(Data items)
::::::::

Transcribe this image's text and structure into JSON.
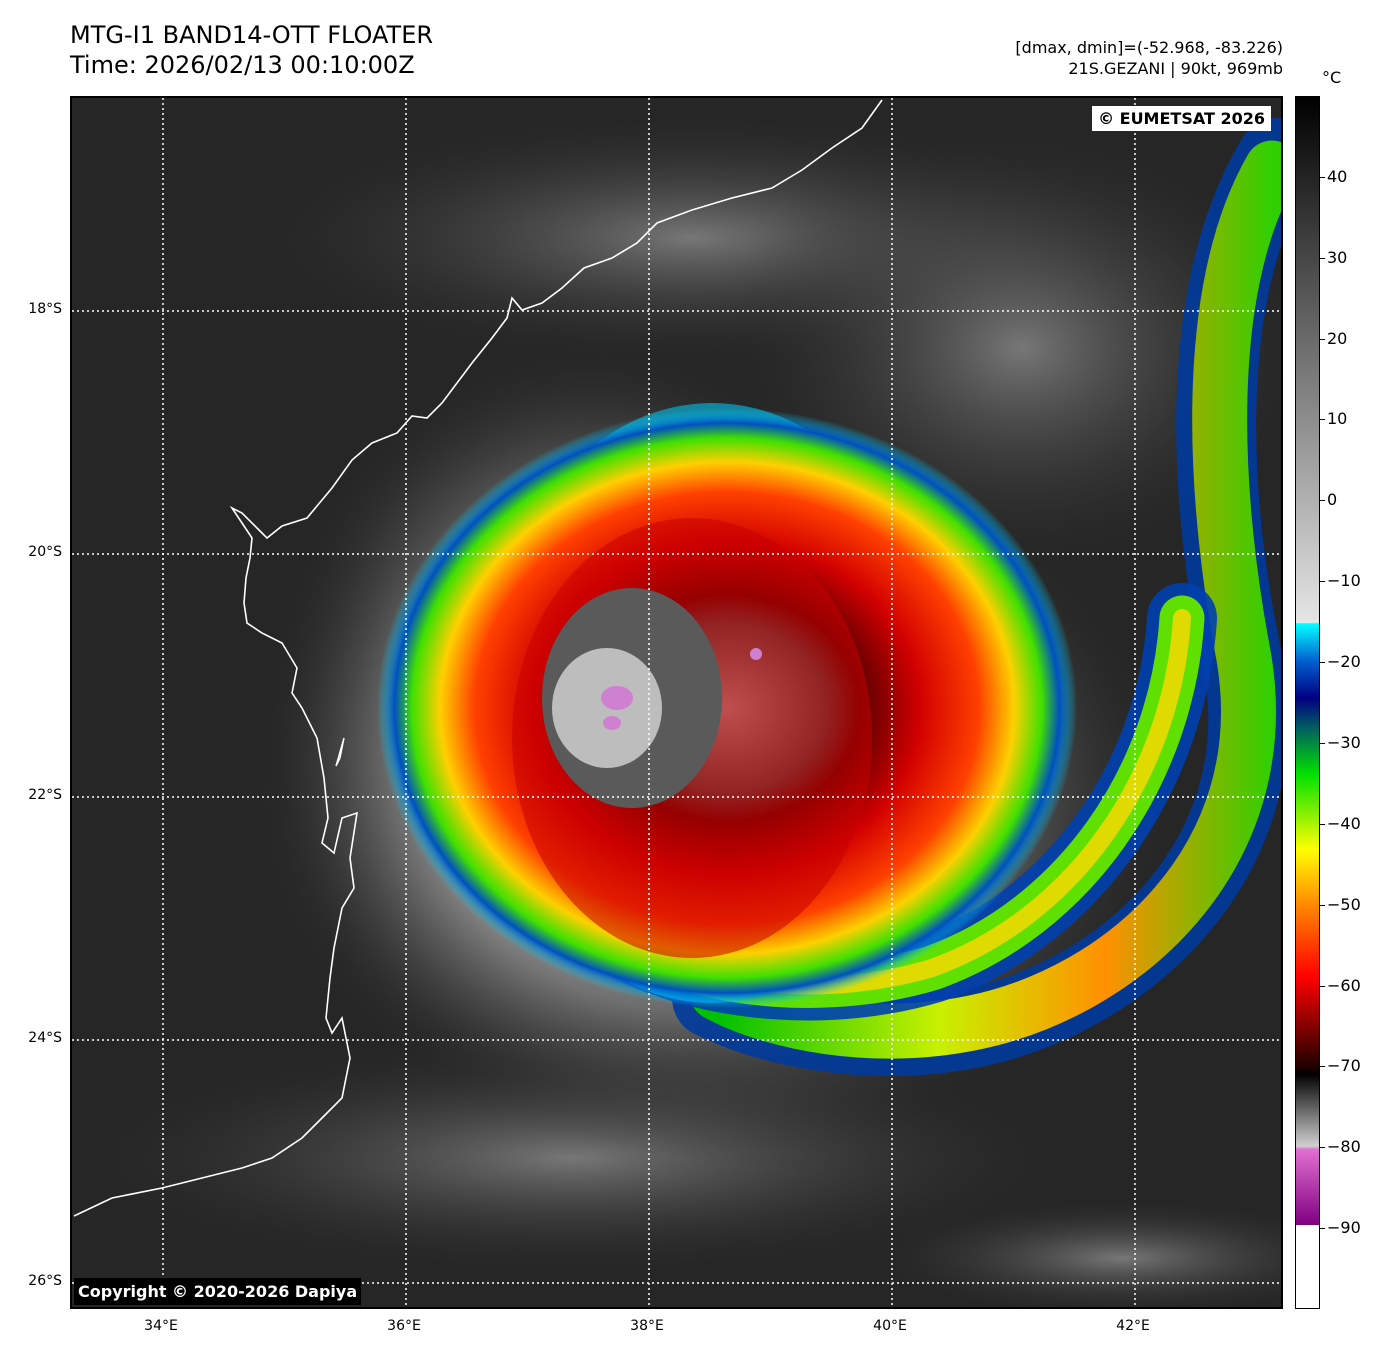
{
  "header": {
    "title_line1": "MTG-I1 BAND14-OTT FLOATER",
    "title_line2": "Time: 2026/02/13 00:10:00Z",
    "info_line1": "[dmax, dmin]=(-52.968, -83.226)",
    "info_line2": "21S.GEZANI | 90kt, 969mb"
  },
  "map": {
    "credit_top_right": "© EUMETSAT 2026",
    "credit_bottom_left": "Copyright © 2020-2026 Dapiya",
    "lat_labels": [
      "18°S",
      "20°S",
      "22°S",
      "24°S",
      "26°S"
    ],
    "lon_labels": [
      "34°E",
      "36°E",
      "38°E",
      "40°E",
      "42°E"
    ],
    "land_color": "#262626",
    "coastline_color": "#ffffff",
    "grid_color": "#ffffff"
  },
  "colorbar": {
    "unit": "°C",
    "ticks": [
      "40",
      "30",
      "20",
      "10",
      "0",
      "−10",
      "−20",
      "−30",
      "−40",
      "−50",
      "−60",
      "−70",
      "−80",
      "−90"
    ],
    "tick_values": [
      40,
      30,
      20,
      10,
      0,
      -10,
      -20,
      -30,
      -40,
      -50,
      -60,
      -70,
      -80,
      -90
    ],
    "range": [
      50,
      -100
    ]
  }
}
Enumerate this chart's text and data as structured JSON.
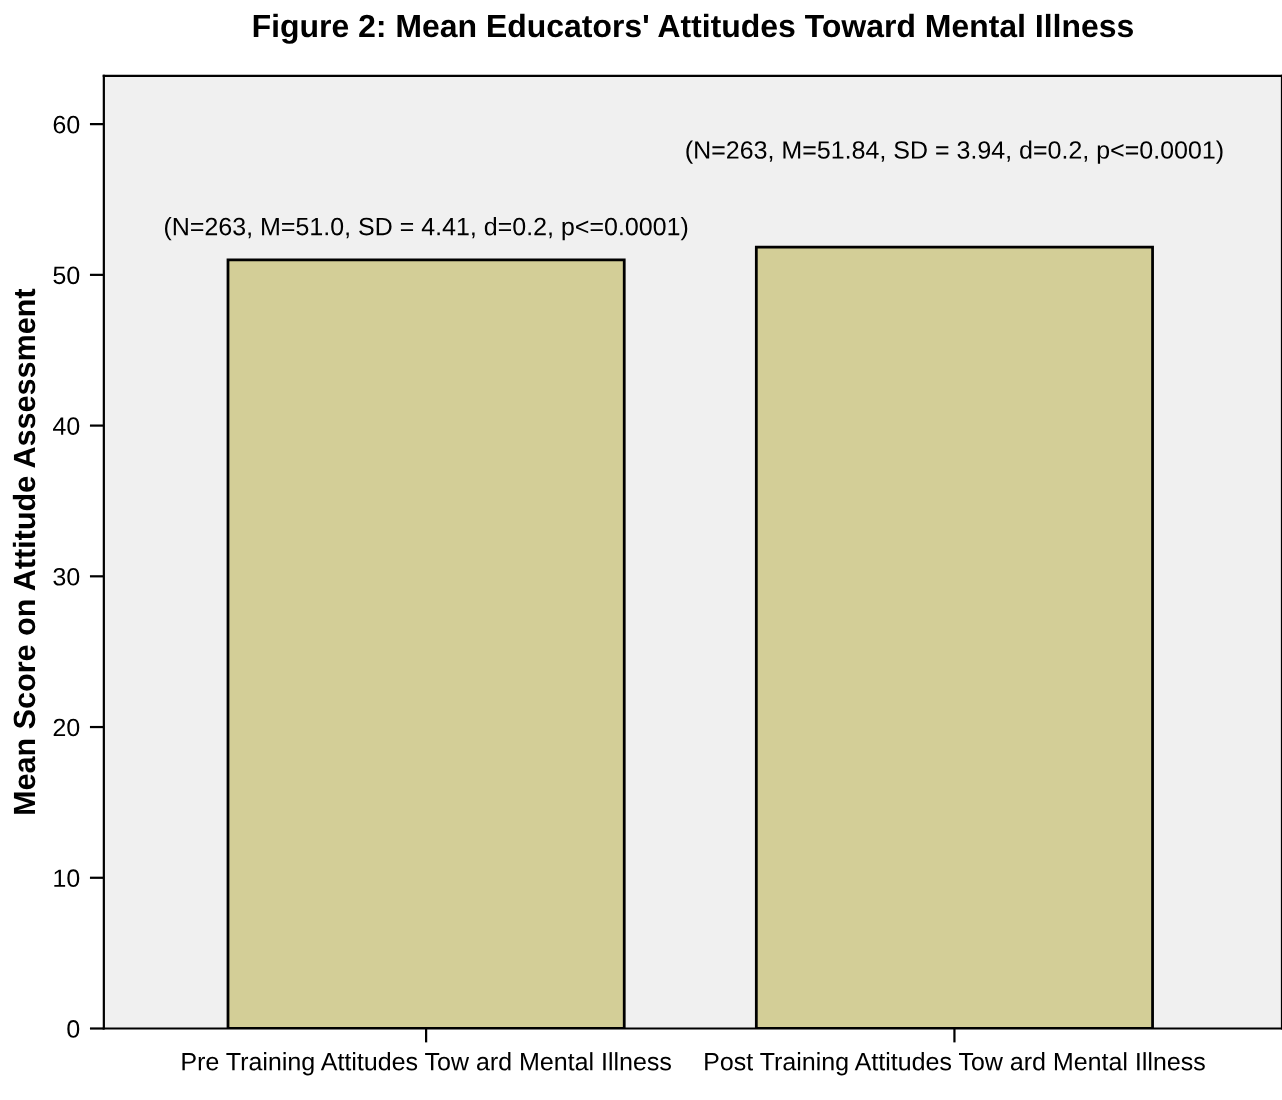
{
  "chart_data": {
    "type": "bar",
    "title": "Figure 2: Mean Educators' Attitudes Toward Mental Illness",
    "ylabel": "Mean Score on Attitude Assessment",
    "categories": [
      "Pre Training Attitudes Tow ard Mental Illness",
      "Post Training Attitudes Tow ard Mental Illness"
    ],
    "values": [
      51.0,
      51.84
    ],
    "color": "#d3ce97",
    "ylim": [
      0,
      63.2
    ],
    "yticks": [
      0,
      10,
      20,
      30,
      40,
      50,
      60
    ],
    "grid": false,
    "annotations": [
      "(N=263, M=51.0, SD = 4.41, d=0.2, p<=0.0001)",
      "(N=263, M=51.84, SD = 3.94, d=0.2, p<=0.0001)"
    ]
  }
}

::::::::

Pick out the lines that have the word "Mean". Copy them all.

» **Output of the task**
    "title": "Figure 2: Mean Educators' Attitudes Toward Mental Illness",
    "ylabel": "Mean Score on Attitude Assessment",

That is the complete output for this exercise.